Problem to work on: Check each line of the listing, and copy it if it contains the word "across".

[Entries from a dataset]
** Begin **

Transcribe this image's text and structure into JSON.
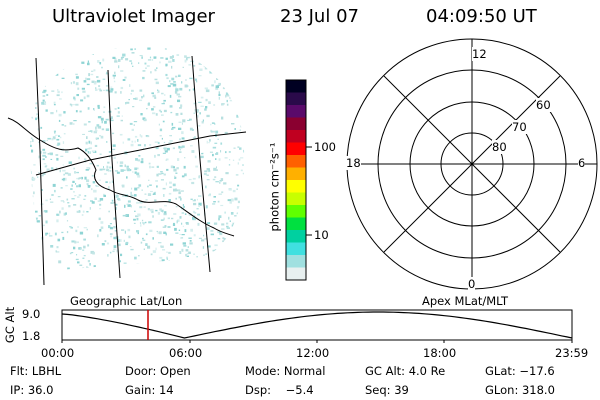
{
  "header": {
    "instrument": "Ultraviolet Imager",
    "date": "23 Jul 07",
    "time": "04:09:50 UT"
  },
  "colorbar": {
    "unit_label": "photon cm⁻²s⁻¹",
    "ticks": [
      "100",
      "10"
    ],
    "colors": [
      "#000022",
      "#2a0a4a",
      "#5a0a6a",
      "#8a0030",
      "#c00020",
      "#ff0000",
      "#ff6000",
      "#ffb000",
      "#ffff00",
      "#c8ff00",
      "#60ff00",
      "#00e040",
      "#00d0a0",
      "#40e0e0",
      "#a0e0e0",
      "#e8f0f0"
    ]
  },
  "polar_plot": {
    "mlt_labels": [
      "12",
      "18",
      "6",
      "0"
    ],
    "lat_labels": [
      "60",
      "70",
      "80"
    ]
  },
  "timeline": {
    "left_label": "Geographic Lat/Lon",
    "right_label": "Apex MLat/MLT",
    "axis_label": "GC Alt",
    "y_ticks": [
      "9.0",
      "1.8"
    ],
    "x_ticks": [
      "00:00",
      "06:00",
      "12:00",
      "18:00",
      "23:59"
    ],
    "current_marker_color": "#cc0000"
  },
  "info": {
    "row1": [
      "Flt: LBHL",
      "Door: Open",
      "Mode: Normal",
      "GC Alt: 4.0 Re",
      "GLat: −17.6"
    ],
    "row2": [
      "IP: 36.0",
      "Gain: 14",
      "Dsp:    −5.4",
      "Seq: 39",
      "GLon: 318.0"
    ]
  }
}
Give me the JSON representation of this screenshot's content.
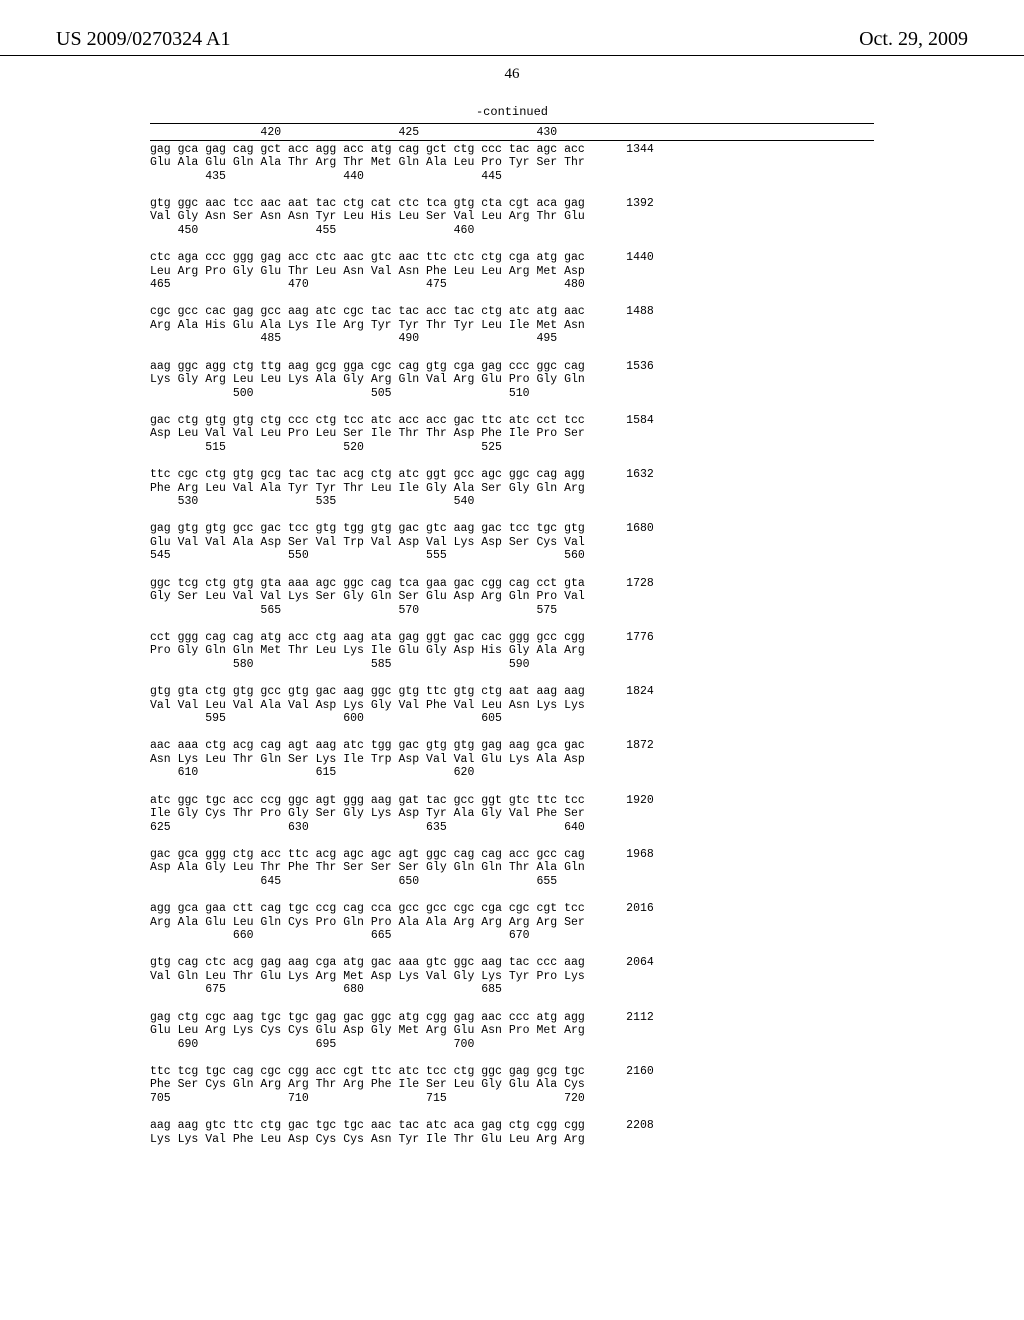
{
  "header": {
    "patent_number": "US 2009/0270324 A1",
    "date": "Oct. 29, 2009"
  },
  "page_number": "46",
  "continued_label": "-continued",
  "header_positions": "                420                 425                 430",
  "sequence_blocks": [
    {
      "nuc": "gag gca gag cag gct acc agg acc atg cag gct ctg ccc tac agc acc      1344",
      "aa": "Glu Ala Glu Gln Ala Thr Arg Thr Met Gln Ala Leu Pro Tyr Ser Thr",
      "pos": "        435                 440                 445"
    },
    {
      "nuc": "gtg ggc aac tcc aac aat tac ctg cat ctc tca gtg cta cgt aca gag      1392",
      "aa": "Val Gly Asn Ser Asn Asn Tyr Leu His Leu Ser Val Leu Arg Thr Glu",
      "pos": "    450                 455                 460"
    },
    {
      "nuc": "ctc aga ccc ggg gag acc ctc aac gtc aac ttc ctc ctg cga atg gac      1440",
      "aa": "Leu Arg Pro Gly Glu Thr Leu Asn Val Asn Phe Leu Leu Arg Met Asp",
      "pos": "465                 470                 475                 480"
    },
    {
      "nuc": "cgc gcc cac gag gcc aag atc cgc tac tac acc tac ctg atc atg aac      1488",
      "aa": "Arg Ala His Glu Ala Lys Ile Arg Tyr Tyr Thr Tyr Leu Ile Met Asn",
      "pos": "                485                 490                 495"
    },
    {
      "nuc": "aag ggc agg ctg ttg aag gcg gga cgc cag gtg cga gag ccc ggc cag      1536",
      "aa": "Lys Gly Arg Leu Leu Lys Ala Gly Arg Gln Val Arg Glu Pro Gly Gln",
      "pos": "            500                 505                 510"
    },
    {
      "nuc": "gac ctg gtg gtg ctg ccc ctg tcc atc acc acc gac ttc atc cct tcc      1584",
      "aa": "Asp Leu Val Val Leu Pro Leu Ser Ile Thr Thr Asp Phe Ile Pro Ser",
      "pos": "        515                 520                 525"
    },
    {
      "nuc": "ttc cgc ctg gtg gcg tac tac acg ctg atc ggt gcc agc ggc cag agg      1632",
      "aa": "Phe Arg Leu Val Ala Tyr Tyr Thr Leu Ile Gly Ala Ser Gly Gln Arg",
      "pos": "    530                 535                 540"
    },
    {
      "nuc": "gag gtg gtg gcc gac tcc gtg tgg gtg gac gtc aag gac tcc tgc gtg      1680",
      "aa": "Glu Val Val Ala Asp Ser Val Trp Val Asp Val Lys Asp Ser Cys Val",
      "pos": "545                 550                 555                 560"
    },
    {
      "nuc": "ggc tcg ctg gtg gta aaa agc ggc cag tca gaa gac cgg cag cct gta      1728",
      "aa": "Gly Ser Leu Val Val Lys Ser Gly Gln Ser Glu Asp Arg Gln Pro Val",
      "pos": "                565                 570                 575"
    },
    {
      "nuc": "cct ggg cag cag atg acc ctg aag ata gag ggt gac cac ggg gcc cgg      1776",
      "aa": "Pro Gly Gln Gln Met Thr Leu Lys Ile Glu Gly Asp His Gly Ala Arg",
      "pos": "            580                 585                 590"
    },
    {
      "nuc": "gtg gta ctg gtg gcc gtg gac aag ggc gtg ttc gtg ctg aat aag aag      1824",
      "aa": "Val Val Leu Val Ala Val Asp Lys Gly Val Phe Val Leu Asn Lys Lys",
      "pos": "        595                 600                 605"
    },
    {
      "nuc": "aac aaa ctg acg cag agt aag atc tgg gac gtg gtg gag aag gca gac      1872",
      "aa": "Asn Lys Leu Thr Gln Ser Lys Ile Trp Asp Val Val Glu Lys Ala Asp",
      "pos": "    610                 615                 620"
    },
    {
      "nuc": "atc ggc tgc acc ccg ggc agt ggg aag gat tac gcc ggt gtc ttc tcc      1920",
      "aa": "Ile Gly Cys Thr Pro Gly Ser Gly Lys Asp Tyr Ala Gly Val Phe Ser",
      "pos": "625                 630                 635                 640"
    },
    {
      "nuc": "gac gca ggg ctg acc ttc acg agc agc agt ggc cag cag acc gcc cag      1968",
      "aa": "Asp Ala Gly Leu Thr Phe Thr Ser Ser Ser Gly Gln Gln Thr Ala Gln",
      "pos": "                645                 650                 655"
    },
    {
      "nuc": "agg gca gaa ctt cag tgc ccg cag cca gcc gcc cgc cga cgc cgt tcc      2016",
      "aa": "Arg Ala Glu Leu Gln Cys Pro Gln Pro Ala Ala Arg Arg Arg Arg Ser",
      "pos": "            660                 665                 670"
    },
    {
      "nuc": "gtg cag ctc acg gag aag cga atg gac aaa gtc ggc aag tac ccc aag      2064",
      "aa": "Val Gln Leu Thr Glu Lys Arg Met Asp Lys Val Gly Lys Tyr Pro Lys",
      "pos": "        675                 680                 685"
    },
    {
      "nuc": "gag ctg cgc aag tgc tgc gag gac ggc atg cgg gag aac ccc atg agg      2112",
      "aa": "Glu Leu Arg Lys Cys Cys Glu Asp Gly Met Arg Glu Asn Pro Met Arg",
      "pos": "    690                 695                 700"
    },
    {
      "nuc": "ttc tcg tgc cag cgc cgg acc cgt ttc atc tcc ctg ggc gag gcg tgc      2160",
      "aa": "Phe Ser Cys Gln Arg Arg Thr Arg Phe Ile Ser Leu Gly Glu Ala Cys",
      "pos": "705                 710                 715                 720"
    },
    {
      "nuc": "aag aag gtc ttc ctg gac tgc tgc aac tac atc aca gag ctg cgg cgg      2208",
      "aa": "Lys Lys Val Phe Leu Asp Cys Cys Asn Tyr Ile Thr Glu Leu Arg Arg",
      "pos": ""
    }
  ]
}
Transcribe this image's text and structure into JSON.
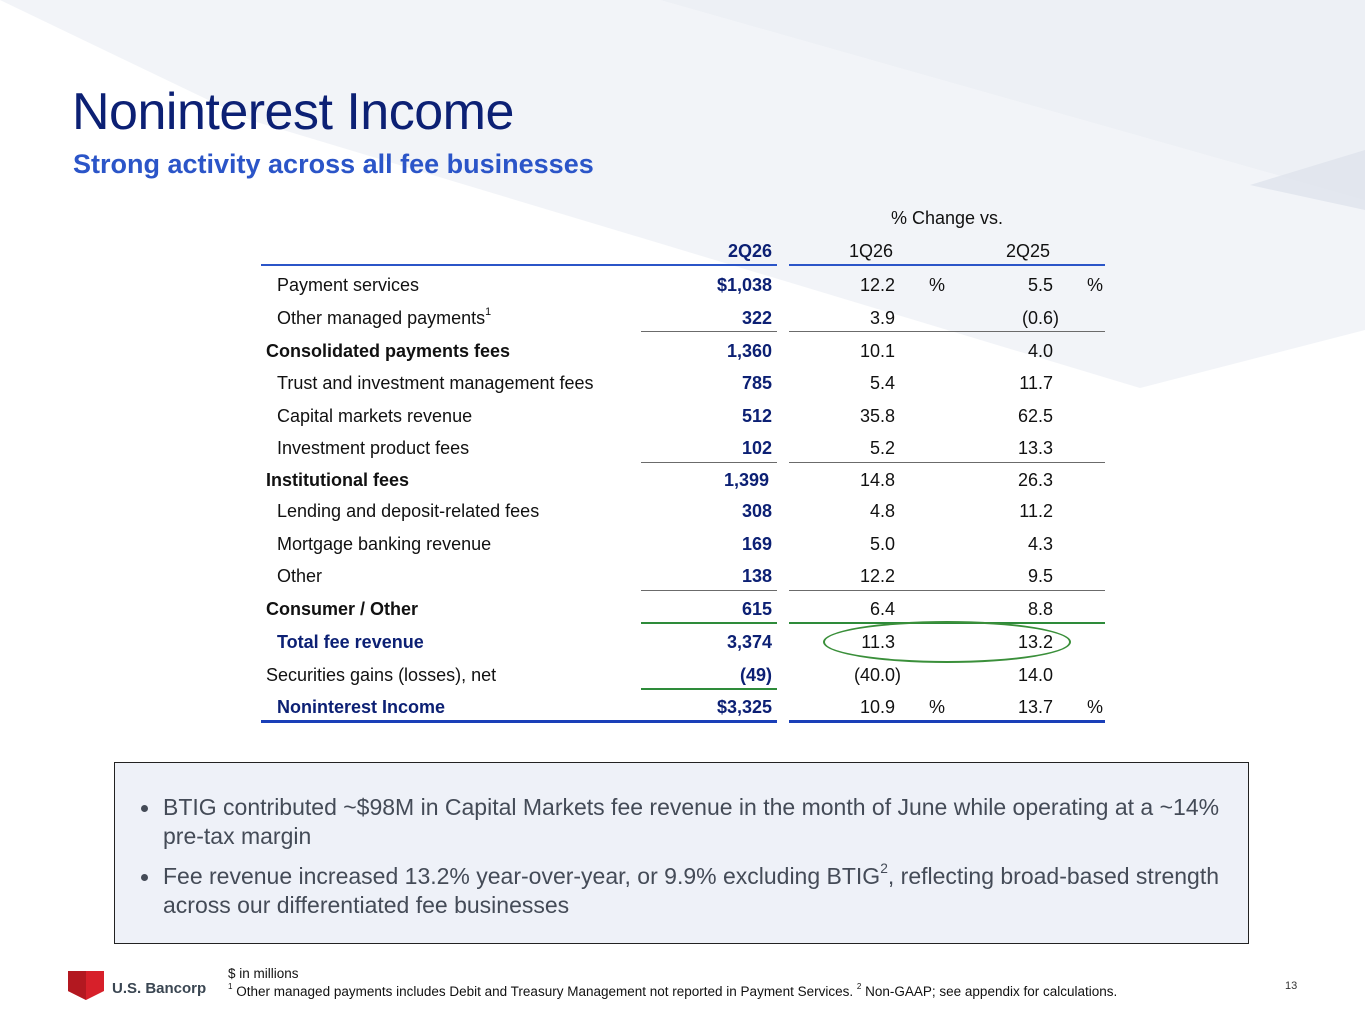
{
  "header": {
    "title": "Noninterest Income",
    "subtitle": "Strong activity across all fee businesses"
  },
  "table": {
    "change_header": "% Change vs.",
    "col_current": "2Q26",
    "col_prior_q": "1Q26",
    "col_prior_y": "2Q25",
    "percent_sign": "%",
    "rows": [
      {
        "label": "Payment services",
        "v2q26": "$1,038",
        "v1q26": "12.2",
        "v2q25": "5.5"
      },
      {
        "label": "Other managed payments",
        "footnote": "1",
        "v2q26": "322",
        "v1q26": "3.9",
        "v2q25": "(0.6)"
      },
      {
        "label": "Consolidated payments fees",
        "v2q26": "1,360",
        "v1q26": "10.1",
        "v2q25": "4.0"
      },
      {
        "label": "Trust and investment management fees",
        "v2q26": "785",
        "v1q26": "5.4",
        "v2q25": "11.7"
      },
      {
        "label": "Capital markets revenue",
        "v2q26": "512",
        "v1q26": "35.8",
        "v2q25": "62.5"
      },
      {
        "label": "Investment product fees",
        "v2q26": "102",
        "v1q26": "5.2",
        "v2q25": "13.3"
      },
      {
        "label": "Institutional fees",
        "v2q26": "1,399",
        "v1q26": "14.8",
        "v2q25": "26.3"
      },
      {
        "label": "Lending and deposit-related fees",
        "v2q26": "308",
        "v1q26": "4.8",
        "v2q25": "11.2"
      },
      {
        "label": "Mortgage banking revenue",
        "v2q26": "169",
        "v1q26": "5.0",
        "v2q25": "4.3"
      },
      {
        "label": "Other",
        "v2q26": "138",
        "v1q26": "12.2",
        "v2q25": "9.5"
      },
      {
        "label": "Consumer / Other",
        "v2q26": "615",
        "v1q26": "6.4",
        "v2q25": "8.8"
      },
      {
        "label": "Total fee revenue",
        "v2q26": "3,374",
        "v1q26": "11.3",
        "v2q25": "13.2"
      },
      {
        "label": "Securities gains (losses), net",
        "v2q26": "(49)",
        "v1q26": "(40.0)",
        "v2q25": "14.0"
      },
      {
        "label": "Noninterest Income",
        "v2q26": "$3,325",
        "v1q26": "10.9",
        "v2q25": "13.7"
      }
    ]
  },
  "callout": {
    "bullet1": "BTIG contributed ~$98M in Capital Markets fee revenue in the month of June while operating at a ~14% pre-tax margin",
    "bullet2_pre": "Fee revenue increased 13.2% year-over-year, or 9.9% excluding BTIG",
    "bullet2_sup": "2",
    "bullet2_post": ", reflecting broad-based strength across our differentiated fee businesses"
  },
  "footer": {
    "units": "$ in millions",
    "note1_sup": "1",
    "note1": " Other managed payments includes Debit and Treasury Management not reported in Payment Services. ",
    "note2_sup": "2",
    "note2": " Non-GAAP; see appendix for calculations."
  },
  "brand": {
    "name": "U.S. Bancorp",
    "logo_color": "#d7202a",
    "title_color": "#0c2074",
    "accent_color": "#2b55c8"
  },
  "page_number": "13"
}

** End **

Complete response:
    "subtitle": "Strong activity across all fee businesses"
    "bullet2_post": ", reflecting broad-based strength across our differentiated fee businesses"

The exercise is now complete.